• _Task instructions_:
Answer with a single number: the count of lines that include the string "تفقہ".

• _Stored data_:
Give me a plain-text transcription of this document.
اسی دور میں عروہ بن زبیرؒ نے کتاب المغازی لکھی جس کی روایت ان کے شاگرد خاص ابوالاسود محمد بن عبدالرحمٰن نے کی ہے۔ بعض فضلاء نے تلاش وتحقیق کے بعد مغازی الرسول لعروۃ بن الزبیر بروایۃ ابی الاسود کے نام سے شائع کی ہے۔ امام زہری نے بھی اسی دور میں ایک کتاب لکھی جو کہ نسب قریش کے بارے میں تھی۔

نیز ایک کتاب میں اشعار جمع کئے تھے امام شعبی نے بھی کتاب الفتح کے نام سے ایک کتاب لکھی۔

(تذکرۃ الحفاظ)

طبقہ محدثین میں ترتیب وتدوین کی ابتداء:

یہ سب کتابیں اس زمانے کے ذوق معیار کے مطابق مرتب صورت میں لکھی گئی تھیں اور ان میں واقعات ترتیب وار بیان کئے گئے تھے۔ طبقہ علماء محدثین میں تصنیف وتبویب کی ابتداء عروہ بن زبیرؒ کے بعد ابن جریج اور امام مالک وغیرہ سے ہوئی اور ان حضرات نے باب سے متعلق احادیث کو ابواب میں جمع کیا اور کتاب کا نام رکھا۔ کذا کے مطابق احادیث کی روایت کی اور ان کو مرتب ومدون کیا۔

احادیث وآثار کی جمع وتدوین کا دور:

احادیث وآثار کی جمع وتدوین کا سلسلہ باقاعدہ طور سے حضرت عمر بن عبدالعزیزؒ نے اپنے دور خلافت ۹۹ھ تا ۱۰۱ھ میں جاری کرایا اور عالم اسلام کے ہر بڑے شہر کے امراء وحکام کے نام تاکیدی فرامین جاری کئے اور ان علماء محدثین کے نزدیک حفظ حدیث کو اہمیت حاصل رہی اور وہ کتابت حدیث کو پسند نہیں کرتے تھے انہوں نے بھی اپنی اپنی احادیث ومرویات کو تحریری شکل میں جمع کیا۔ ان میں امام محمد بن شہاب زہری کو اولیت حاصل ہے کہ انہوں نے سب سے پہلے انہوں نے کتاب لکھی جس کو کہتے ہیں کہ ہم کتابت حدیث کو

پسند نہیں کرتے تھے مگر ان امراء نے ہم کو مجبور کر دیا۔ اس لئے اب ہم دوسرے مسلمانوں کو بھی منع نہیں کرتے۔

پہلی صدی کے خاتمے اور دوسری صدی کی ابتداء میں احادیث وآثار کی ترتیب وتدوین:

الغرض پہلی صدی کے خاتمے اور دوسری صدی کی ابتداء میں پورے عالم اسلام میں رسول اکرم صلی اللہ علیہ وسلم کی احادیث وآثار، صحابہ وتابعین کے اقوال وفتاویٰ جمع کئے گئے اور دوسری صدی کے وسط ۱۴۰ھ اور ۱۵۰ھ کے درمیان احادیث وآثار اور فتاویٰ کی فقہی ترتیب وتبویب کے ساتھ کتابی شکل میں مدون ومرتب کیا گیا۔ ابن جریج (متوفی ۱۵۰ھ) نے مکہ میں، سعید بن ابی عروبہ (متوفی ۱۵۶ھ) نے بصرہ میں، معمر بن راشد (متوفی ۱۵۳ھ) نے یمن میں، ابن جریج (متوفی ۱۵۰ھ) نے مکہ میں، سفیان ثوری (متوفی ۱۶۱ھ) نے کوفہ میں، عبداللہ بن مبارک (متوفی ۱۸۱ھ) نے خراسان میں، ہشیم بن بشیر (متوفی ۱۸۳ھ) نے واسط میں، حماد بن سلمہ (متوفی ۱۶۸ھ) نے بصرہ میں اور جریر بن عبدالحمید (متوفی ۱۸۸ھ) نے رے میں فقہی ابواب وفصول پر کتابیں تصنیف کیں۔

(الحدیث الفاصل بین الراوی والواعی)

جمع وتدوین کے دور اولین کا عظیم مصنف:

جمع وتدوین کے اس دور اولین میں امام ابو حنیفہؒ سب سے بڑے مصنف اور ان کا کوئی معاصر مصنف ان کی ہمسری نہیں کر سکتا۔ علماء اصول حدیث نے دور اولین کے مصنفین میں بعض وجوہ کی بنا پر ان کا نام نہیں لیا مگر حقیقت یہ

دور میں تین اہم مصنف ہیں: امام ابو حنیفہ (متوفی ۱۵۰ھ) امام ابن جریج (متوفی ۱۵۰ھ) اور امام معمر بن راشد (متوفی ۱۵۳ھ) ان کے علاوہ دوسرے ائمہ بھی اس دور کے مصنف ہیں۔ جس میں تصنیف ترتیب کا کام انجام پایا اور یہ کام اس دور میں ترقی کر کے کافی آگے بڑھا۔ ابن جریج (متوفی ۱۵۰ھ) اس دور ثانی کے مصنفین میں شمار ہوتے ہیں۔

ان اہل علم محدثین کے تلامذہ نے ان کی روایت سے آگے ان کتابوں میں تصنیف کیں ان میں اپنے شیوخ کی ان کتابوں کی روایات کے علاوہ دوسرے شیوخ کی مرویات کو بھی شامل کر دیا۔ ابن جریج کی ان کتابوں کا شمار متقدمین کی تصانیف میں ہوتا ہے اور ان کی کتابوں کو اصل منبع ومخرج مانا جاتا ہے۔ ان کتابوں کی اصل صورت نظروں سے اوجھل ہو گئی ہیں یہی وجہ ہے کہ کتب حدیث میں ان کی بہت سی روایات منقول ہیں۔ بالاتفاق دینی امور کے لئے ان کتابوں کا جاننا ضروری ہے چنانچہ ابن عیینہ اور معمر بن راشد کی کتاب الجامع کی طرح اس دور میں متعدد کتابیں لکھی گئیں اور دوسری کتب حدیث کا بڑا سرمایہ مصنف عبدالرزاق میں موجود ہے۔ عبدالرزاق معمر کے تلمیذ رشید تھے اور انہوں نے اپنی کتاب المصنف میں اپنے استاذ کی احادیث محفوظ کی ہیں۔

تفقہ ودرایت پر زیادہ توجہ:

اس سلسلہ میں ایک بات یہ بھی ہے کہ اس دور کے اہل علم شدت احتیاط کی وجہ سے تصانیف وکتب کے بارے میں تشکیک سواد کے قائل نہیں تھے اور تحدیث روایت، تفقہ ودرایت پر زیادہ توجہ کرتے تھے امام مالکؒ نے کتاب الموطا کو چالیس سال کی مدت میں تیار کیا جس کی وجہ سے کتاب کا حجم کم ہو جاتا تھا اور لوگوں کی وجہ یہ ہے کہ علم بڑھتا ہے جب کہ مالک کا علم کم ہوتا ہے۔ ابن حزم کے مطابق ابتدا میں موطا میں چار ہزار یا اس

• _Written reply_:
2